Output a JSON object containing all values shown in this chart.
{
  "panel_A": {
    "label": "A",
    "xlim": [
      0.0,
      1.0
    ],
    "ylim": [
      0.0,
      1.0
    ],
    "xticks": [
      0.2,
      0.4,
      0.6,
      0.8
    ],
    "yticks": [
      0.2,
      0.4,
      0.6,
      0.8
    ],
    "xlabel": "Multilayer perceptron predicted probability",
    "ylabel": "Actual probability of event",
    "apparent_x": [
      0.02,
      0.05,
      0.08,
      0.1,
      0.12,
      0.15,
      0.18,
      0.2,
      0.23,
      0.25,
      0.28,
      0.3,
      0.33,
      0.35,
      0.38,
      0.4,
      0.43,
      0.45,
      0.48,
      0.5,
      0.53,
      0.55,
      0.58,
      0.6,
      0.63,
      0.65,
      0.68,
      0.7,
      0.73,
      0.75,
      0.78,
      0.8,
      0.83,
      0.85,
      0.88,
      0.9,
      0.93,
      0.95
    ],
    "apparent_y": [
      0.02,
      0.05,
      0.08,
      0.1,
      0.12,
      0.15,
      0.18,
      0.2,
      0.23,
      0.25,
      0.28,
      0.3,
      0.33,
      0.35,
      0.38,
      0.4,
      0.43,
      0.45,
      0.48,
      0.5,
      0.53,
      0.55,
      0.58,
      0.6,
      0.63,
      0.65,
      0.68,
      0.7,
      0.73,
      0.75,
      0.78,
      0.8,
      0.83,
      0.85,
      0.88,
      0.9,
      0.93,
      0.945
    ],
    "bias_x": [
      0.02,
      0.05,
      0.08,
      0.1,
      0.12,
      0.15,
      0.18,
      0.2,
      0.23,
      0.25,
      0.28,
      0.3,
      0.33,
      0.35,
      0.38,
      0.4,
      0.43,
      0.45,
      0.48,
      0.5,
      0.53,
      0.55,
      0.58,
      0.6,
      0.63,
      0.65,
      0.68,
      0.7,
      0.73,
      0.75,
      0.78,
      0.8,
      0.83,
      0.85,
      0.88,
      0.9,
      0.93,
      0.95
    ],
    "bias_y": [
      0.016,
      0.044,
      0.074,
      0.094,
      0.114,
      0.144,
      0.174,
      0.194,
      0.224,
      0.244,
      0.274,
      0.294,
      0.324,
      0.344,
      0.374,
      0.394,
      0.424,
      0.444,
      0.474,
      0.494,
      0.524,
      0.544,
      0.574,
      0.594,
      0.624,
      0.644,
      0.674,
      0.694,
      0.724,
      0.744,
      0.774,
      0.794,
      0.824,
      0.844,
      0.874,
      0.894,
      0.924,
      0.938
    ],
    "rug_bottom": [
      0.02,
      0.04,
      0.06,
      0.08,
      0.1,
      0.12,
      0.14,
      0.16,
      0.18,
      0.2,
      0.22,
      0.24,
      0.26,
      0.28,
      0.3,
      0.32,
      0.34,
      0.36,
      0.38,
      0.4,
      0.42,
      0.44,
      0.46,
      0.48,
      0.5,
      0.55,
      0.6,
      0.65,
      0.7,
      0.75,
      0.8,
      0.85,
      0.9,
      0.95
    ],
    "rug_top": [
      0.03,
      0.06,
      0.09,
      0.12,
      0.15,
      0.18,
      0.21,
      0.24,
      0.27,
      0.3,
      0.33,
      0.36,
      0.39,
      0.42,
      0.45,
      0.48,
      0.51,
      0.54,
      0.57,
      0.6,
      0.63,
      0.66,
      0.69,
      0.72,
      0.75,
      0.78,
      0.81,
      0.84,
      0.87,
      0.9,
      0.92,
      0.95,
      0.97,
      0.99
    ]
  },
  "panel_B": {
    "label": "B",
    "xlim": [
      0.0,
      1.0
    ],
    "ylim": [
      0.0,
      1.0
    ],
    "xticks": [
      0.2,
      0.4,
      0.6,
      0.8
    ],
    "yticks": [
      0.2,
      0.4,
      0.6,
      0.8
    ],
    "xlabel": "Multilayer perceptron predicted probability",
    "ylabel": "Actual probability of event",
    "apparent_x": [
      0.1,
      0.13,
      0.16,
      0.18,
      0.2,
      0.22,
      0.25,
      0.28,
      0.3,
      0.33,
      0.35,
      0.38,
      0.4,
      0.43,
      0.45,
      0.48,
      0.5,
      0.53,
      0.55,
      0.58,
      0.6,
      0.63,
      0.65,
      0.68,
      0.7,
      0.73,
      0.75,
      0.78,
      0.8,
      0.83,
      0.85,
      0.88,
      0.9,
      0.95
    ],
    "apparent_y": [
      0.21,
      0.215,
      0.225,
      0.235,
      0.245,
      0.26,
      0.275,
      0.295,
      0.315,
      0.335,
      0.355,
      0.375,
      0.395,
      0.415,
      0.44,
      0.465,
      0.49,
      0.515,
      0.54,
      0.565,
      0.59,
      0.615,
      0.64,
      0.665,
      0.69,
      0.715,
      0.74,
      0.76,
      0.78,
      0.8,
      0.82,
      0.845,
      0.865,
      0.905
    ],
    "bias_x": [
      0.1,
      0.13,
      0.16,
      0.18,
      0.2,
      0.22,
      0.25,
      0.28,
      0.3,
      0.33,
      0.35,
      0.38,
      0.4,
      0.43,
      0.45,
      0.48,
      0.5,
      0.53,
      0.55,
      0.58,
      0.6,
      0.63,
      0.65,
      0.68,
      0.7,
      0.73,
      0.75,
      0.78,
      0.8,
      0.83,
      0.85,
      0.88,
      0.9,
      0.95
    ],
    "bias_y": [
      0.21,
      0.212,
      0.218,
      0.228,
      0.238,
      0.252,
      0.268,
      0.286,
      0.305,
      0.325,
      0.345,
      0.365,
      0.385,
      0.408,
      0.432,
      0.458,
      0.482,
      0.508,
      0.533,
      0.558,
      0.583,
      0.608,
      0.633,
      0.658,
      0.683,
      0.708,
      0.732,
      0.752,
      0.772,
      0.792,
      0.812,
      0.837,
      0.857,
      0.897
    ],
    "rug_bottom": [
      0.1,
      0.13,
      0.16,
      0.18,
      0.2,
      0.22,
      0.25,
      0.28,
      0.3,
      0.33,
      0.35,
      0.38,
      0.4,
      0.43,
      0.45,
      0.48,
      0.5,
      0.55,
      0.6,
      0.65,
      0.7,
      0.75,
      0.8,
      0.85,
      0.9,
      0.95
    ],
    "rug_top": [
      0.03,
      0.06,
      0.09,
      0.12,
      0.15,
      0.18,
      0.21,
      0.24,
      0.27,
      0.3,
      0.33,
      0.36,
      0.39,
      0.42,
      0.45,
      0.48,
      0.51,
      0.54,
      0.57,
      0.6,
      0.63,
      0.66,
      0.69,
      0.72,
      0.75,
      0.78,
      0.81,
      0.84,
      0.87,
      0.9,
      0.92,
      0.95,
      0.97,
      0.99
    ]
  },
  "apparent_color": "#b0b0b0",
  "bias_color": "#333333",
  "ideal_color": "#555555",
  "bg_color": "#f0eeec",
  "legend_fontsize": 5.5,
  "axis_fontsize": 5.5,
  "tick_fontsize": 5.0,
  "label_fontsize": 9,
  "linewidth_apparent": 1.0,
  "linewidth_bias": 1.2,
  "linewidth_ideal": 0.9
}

» OBJECTIVE
Reproduce each record exactly, leaving nothing out.

» WORKED ANSWER
Output a JSON object containing all values shown in this chart.
{
  "panel_A": {
    "label": "A",
    "xlim": [
      0.0,
      1.0
    ],
    "ylim": [
      0.0,
      1.0
    ],
    "xticks": [
      0.2,
      0.4,
      0.6,
      0.8
    ],
    "yticks": [
      0.2,
      0.4,
      0.6,
      0.8
    ],
    "xlabel": "Multilayer perceptron predicted probability",
    "ylabel": "Actual probability of event",
    "apparent_x": [
      0.02,
      0.05,
      0.08,
      0.1,
      0.12,
      0.15,
      0.18,
      0.2,
      0.23,
      0.25,
      0.28,
      0.3,
      0.33,
      0.35,
      0.38,
      0.4,
      0.43,
      0.45,
      0.48,
      0.5,
      0.53,
      0.55,
      0.58,
      0.6,
      0.63,
      0.65,
      0.68,
      0.7,
      0.73,
      0.75,
      0.78,
      0.8,
      0.83,
      0.85,
      0.88,
      0.9,
      0.93,
      0.95
    ],
    "apparent_y": [
      0.02,
      0.05,
      0.08,
      0.1,
      0.12,
      0.15,
      0.18,
      0.2,
      0.23,
      0.25,
      0.28,
      0.3,
      0.33,
      0.35,
      0.38,
      0.4,
      0.43,
      0.45,
      0.48,
      0.5,
      0.53,
      0.55,
      0.58,
      0.6,
      0.63,
      0.65,
      0.68,
      0.7,
      0.73,
      0.75,
      0.78,
      0.8,
      0.83,
      0.85,
      0.88,
      0.9,
      0.93,
      0.945
    ],
    "bias_x": [
      0.02,
      0.05,
      0.08,
      0.1,
      0.12,
      0.15,
      0.18,
      0.2,
      0.23,
      0.25,
      0.28,
      0.3,
      0.33,
      0.35,
      0.38,
      0.4,
      0.43,
      0.45,
      0.48,
      0.5,
      0.53,
      0.55,
      0.58,
      0.6,
      0.63,
      0.65,
      0.68,
      0.7,
      0.73,
      0.75,
      0.78,
      0.8,
      0.83,
      0.85,
      0.88,
      0.9,
      0.93,
      0.95
    ],
    "bias_y": [
      0.016,
      0.044,
      0.074,
      0.094,
      0.114,
      0.144,
      0.174,
      0.194,
      0.224,
      0.244,
      0.274,
      0.294,
      0.324,
      0.344,
      0.374,
      0.394,
      0.424,
      0.444,
      0.474,
      0.494,
      0.524,
      0.544,
      0.574,
      0.594,
      0.624,
      0.644,
      0.674,
      0.694,
      0.724,
      0.744,
      0.774,
      0.794,
      0.824,
      0.844,
      0.874,
      0.894,
      0.924,
      0.938
    ],
    "rug_bottom": [
      0.02,
      0.04,
      0.06,
      0.08,
      0.1,
      0.12,
      0.14,
      0.16,
      0.18,
      0.2,
      0.22,
      0.24,
      0.26,
      0.28,
      0.3,
      0.32,
      0.34,
      0.36,
      0.38,
      0.4,
      0.42,
      0.44,
      0.46,
      0.48,
      0.5,
      0.55,
      0.6,
      0.65,
      0.7,
      0.75,
      0.8,
      0.85,
      0.9,
      0.95
    ],
    "rug_top": [
      0.03,
      0.06,
      0.09,
      0.12,
      0.15,
      0.18,
      0.21,
      0.24,
      0.27,
      0.3,
      0.33,
      0.36,
      0.39,
      0.42,
      0.45,
      0.48,
      0.51,
      0.54,
      0.57,
      0.6,
      0.63,
      0.66,
      0.69,
      0.72,
      0.75,
      0.78,
      0.81,
      0.84,
      0.87,
      0.9,
      0.92,
      0.95,
      0.97,
      0.99
    ]
  },
  "panel_B": {
    "label": "B",
    "xlim": [
      0.0,
      1.0
    ],
    "ylim": [
      0.0,
      1.0
    ],
    "xticks": [
      0.2,
      0.4,
      0.6,
      0.8
    ],
    "yticks": [
      0.2,
      0.4,
      0.6,
      0.8
    ],
    "xlabel": "Multilayer perceptron predicted probability",
    "ylabel": "Actual probability of event",
    "apparent_x": [
      0.1,
      0.13,
      0.16,
      0.18,
      0.2,
      0.22,
      0.25,
      0.28,
      0.3,
      0.33,
      0.35,
      0.38,
      0.4,
      0.43,
      0.45,
      0.48,
      0.5,
      0.53,
      0.55,
      0.58,
      0.6,
      0.63,
      0.65,
      0.68,
      0.7,
      0.73,
      0.75,
      0.78,
      0.8,
      0.83,
      0.85,
      0.88,
      0.9,
      0.95
    ],
    "apparent_y": [
      0.21,
      0.215,
      0.225,
      0.235,
      0.245,
      0.26,
      0.275,
      0.295,
      0.315,
      0.335,
      0.355,
      0.375,
      0.395,
      0.415,
      0.44,
      0.465,
      0.49,
      0.515,
      0.54,
      0.565,
      0.59,
      0.615,
      0.64,
      0.665,
      0.69,
      0.715,
      0.74,
      0.76,
      0.78,
      0.8,
      0.82,
      0.845,
      0.865,
      0.905
    ],
    "bias_x": [
      0.1,
      0.13,
      0.16,
      0.18,
      0.2,
      0.22,
      0.25,
      0.28,
      0.3,
      0.33,
      0.35,
      0.38,
      0.4,
      0.43,
      0.45,
      0.48,
      0.5,
      0.53,
      0.55,
      0.58,
      0.6,
      0.63,
      0.65,
      0.68,
      0.7,
      0.73,
      0.75,
      0.78,
      0.8,
      0.83,
      0.85,
      0.88,
      0.9,
      0.95
    ],
    "bias_y": [
      0.21,
      0.212,
      0.218,
      0.228,
      0.238,
      0.252,
      0.268,
      0.286,
      0.305,
      0.325,
      0.345,
      0.365,
      0.385,
      0.408,
      0.432,
      0.458,
      0.482,
      0.508,
      0.533,
      0.558,
      0.583,
      0.608,
      0.633,
      0.658,
      0.683,
      0.708,
      0.732,
      0.752,
      0.772,
      0.792,
      0.812,
      0.837,
      0.857,
      0.897
    ],
    "rug_bottom": [
      0.1,
      0.13,
      0.16,
      0.18,
      0.2,
      0.22,
      0.25,
      0.28,
      0.3,
      0.33,
      0.35,
      0.38,
      0.4,
      0.43,
      0.45,
      0.48,
      0.5,
      0.55,
      0.6,
      0.65,
      0.7,
      0.75,
      0.8,
      0.85,
      0.9,
      0.95
    ],
    "rug_top": [
      0.03,
      0.06,
      0.09,
      0.12,
      0.15,
      0.18,
      0.21,
      0.24,
      0.27,
      0.3,
      0.33,
      0.36,
      0.39,
      0.42,
      0.45,
      0.48,
      0.51,
      0.54,
      0.57,
      0.6,
      0.63,
      0.66,
      0.69,
      0.72,
      0.75,
      0.78,
      0.81,
      0.84,
      0.87,
      0.9,
      0.92,
      0.95,
      0.97,
      0.99
    ]
  },
  "apparent_color": "#b0b0b0",
  "bias_color": "#333333",
  "ideal_color": "#555555",
  "bg_color": "#f0eeec",
  "legend_fontsize": 5.5,
  "axis_fontsize": 5.5,
  "tick_fontsize": 5.0,
  "label_fontsize": 9,
  "linewidth_apparent": 1.0,
  "linewidth_bias": 1.2,
  "linewidth_ideal": 0.9
}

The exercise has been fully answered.